*Aim:* Your task is to transcribe the records exactly, skipping every image.

══ Records provided

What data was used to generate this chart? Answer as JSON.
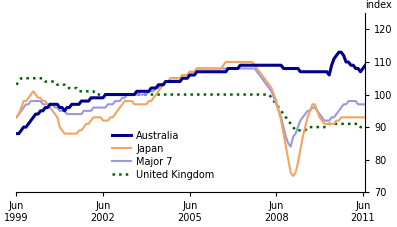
{
  "title": "",
  "ylabel": "index",
  "ylim": [
    70,
    125
  ],
  "yticks": [
    70,
    80,
    90,
    100,
    110,
    120
  ],
  "xlim": [
    0,
    145
  ],
  "xtick_positions": [
    0,
    36,
    72,
    108,
    144
  ],
  "xtick_labels": [
    "Jun\n1999",
    "Jun\n2002",
    "Jun\n2005",
    "Jun\n2008",
    "Jun\n2011"
  ],
  "australia_color": "#00008B",
  "japan_color": "#F4A460",
  "major7_color": "#9999DD",
  "uk_color": "#006400",
  "australia_lw": 2.2,
  "japan_lw": 1.5,
  "major7_lw": 1.5,
  "uk_lw": 1.8,
  "legend_labels": [
    "Australia",
    "Japan",
    "Major 7",
    "United Kingdom"
  ],
  "australia": [
    88,
    88,
    89,
    90,
    90,
    91,
    92,
    93,
    94,
    94,
    95,
    95,
    96,
    96,
    97,
    97,
    97,
    97,
    96,
    96,
    95,
    96,
    96,
    97,
    97,
    97,
    97,
    98,
    98,
    98,
    98,
    99,
    99,
    99,
    99,
    99,
    99,
    100,
    100,
    100,
    100,
    100,
    100,
    100,
    100,
    100,
    100,
    100,
    100,
    100,
    101,
    101,
    101,
    101,
    101,
    101,
    102,
    102,
    102,
    103,
    103,
    103,
    104,
    104,
    104,
    104,
    104,
    104,
    104,
    105,
    105,
    105,
    106,
    106,
    106,
    107,
    107,
    107,
    107,
    107,
    107,
    107,
    107,
    107,
    107,
    107,
    107,
    107,
    108,
    108,
    108,
    108,
    108,
    109,
    109,
    109,
    109,
    109,
    109,
    109,
    109,
    109,
    109,
    109,
    109,
    109,
    109,
    109,
    109,
    109,
    109,
    108,
    108,
    108,
    108,
    108,
    108,
    108,
    107,
    107,
    107,
    107,
    107,
    107,
    107,
    107,
    107,
    107,
    107,
    107,
    106,
    109,
    111,
    112,
    113,
    113,
    112,
    110,
    110,
    109,
    109,
    108,
    108,
    107,
    108,
    109
  ],
  "japan": [
    93,
    94,
    96,
    98,
    98,
    99,
    100,
    101,
    100,
    99,
    99,
    98,
    98,
    97,
    96,
    95,
    94,
    93,
    90,
    89,
    88,
    88,
    88,
    88,
    88,
    88,
    89,
    89,
    90,
    91,
    91,
    92,
    93,
    93,
    93,
    93,
    92,
    92,
    92,
    93,
    93,
    94,
    95,
    96,
    97,
    98,
    98,
    98,
    98,
    97,
    97,
    97,
    97,
    97,
    97,
    98,
    98,
    99,
    100,
    101,
    102,
    103,
    104,
    104,
    105,
    105,
    105,
    105,
    105,
    106,
    106,
    106,
    107,
    107,
    107,
    108,
    108,
    108,
    108,
    108,
    108,
    108,
    108,
    108,
    108,
    108,
    109,
    110,
    110,
    110,
    110,
    110,
    110,
    110,
    110,
    110,
    110,
    110,
    110,
    109,
    108,
    107,
    106,
    105,
    104,
    103,
    102,
    100,
    98,
    95,
    92,
    88,
    84,
    80,
    76,
    75,
    76,
    79,
    83,
    87,
    90,
    93,
    95,
    97,
    97,
    95,
    93,
    92,
    91,
    91,
    91,
    91,
    91,
    92,
    92,
    93,
    93,
    93,
    93,
    93,
    93,
    93,
    93,
    93,
    93,
    93
  ],
  "major7": [
    93,
    94,
    95,
    96,
    97,
    97,
    98,
    98,
    98,
    98,
    98,
    97,
    97,
    97,
    97,
    97,
    96,
    96,
    95,
    95,
    95,
    94,
    94,
    94,
    94,
    94,
    94,
    94,
    95,
    95,
    95,
    95,
    96,
    96,
    96,
    96,
    96,
    96,
    97,
    97,
    97,
    98,
    98,
    98,
    99,
    99,
    100,
    100,
    100,
    100,
    100,
    100,
    100,
    100,
    100,
    101,
    101,
    101,
    102,
    102,
    103,
    103,
    104,
    104,
    105,
    105,
    105,
    105,
    105,
    106,
    106,
    106,
    107,
    107,
    107,
    108,
    108,
    108,
    108,
    108,
    108,
    108,
    108,
    108,
    108,
    108,
    108,
    108,
    108,
    108,
    108,
    108,
    108,
    108,
    108,
    108,
    108,
    108,
    108,
    108,
    107,
    106,
    105,
    104,
    103,
    102,
    101,
    99,
    97,
    95,
    93,
    90,
    87,
    85,
    84,
    87,
    88,
    90,
    92,
    93,
    94,
    95,
    95,
    96,
    96,
    95,
    94,
    93,
    92,
    92,
    92,
    93,
    93,
    94,
    95,
    96,
    97,
    97,
    98,
    98,
    98,
    98,
    97,
    97,
    97,
    97
  ],
  "uk": [
    103,
    104,
    105,
    105,
    105,
    105,
    105,
    105,
    105,
    105,
    105,
    105,
    104,
    104,
    104,
    104,
    104,
    103,
    103,
    103,
    103,
    102,
    102,
    102,
    102,
    102,
    101,
    101,
    101,
    101,
    101,
    101,
    101,
    100,
    100,
    100,
    100,
    100,
    100,
    100,
    100,
    100,
    100,
    100,
    100,
    100,
    100,
    100,
    100,
    100,
    100,
    100,
    100,
    100,
    100,
    100,
    100,
    100,
    100,
    100,
    100,
    100,
    100,
    100,
    100,
    100,
    100,
    100,
    100,
    100,
    100,
    100,
    100,
    100,
    100,
    100,
    100,
    100,
    100,
    100,
    100,
    100,
    100,
    100,
    100,
    100,
    100,
    100,
    100,
    100,
    100,
    100,
    100,
    100,
    100,
    100,
    100,
    100,
    100,
    100,
    100,
    100,
    100,
    100,
    100,
    100,
    99,
    98,
    97,
    96,
    95,
    94,
    93,
    92,
    91,
    90,
    89,
    89,
    89,
    89,
    89,
    90,
    90,
    90,
    90,
    90,
    90,
    90,
    90,
    90,
    91,
    91,
    91,
    91,
    91,
    91,
    91,
    91,
    91,
    91,
    91,
    91,
    91,
    90,
    90,
    90
  ]
}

════

*Output of the task:*
What data was used to generate this chart? Answer as JSON.
{
  "title": "",
  "ylabel": "index",
  "ylim": [
    70,
    125
  ],
  "yticks": [
    70,
    80,
    90,
    100,
    110,
    120
  ],
  "xlim": [
    0,
    145
  ],
  "xtick_positions": [
    0,
    36,
    72,
    108,
    144
  ],
  "xtick_labels": [
    "Jun\n1999",
    "Jun\n2002",
    "Jun\n2005",
    "Jun\n2008",
    "Jun\n2011"
  ],
  "australia_color": "#00008B",
  "japan_color": "#F4A460",
  "major7_color": "#9999DD",
  "uk_color": "#006400",
  "australia_lw": 2.2,
  "japan_lw": 1.5,
  "major7_lw": 1.5,
  "uk_lw": 1.8,
  "legend_labels": [
    "Australia",
    "Japan",
    "Major 7",
    "United Kingdom"
  ],
  "australia": [
    88,
    88,
    89,
    90,
    90,
    91,
    92,
    93,
    94,
    94,
    95,
    95,
    96,
    96,
    97,
    97,
    97,
    97,
    96,
    96,
    95,
    96,
    96,
    97,
    97,
    97,
    97,
    98,
    98,
    98,
    98,
    99,
    99,
    99,
    99,
    99,
    99,
    100,
    100,
    100,
    100,
    100,
    100,
    100,
    100,
    100,
    100,
    100,
    100,
    100,
    101,
    101,
    101,
    101,
    101,
    101,
    102,
    102,
    102,
    103,
    103,
    103,
    104,
    104,
    104,
    104,
    104,
    104,
    104,
    105,
    105,
    105,
    106,
    106,
    106,
    107,
    107,
    107,
    107,
    107,
    107,
    107,
    107,
    107,
    107,
    107,
    107,
    107,
    108,
    108,
    108,
    108,
    108,
    109,
    109,
    109,
    109,
    109,
    109,
    109,
    109,
    109,
    109,
    109,
    109,
    109,
    109,
    109,
    109,
    109,
    109,
    108,
    108,
    108,
    108,
    108,
    108,
    108,
    107,
    107,
    107,
    107,
    107,
    107,
    107,
    107,
    107,
    107,
    107,
    107,
    106,
    109,
    111,
    112,
    113,
    113,
    112,
    110,
    110,
    109,
    109,
    108,
    108,
    107,
    108,
    109
  ],
  "japan": [
    93,
    94,
    96,
    98,
    98,
    99,
    100,
    101,
    100,
    99,
    99,
    98,
    98,
    97,
    96,
    95,
    94,
    93,
    90,
    89,
    88,
    88,
    88,
    88,
    88,
    88,
    89,
    89,
    90,
    91,
    91,
    92,
    93,
    93,
    93,
    93,
    92,
    92,
    92,
    93,
    93,
    94,
    95,
    96,
    97,
    98,
    98,
    98,
    98,
    97,
    97,
    97,
    97,
    97,
    97,
    98,
    98,
    99,
    100,
    101,
    102,
    103,
    104,
    104,
    105,
    105,
    105,
    105,
    105,
    106,
    106,
    106,
    107,
    107,
    107,
    108,
    108,
    108,
    108,
    108,
    108,
    108,
    108,
    108,
    108,
    108,
    109,
    110,
    110,
    110,
    110,
    110,
    110,
    110,
    110,
    110,
    110,
    110,
    110,
    109,
    108,
    107,
    106,
    105,
    104,
    103,
    102,
    100,
    98,
    95,
    92,
    88,
    84,
    80,
    76,
    75,
    76,
    79,
    83,
    87,
    90,
    93,
    95,
    97,
    97,
    95,
    93,
    92,
    91,
    91,
    91,
    91,
    91,
    92,
    92,
    93,
    93,
    93,
    93,
    93,
    93,
    93,
    93,
    93,
    93,
    93
  ],
  "major7": [
    93,
    94,
    95,
    96,
    97,
    97,
    98,
    98,
    98,
    98,
    98,
    97,
    97,
    97,
    97,
    97,
    96,
    96,
    95,
    95,
    95,
    94,
    94,
    94,
    94,
    94,
    94,
    94,
    95,
    95,
    95,
    95,
    96,
    96,
    96,
    96,
    96,
    96,
    97,
    97,
    97,
    98,
    98,
    98,
    99,
    99,
    100,
    100,
    100,
    100,
    100,
    100,
    100,
    100,
    100,
    101,
    101,
    101,
    102,
    102,
    103,
    103,
    104,
    104,
    105,
    105,
    105,
    105,
    105,
    106,
    106,
    106,
    107,
    107,
    107,
    108,
    108,
    108,
    108,
    108,
    108,
    108,
    108,
    108,
    108,
    108,
    108,
    108,
    108,
    108,
    108,
    108,
    108,
    108,
    108,
    108,
    108,
    108,
    108,
    108,
    107,
    106,
    105,
    104,
    103,
    102,
    101,
    99,
    97,
    95,
    93,
    90,
    87,
    85,
    84,
    87,
    88,
    90,
    92,
    93,
    94,
    95,
    95,
    96,
    96,
    95,
    94,
    93,
    92,
    92,
    92,
    93,
    93,
    94,
    95,
    96,
    97,
    97,
    98,
    98,
    98,
    98,
    97,
    97,
    97,
    97
  ],
  "uk": [
    103,
    104,
    105,
    105,
    105,
    105,
    105,
    105,
    105,
    105,
    105,
    105,
    104,
    104,
    104,
    104,
    104,
    103,
    103,
    103,
    103,
    102,
    102,
    102,
    102,
    102,
    101,
    101,
    101,
    101,
    101,
    101,
    101,
    100,
    100,
    100,
    100,
    100,
    100,
    100,
    100,
    100,
    100,
    100,
    100,
    100,
    100,
    100,
    100,
    100,
    100,
    100,
    100,
    100,
    100,
    100,
    100,
    100,
    100,
    100,
    100,
    100,
    100,
    100,
    100,
    100,
    100,
    100,
    100,
    100,
    100,
    100,
    100,
    100,
    100,
    100,
    100,
    100,
    100,
    100,
    100,
    100,
    100,
    100,
    100,
    100,
    100,
    100,
    100,
    100,
    100,
    100,
    100,
    100,
    100,
    100,
    100,
    100,
    100,
    100,
    100,
    100,
    100,
    100,
    100,
    100,
    99,
    98,
    97,
    96,
    95,
    94,
    93,
    92,
    91,
    90,
    89,
    89,
    89,
    89,
    89,
    90,
    90,
    90,
    90,
    90,
    90,
    90,
    90,
    90,
    91,
    91,
    91,
    91,
    91,
    91,
    91,
    91,
    91,
    91,
    91,
    91,
    91,
    90,
    90,
    90
  ]
}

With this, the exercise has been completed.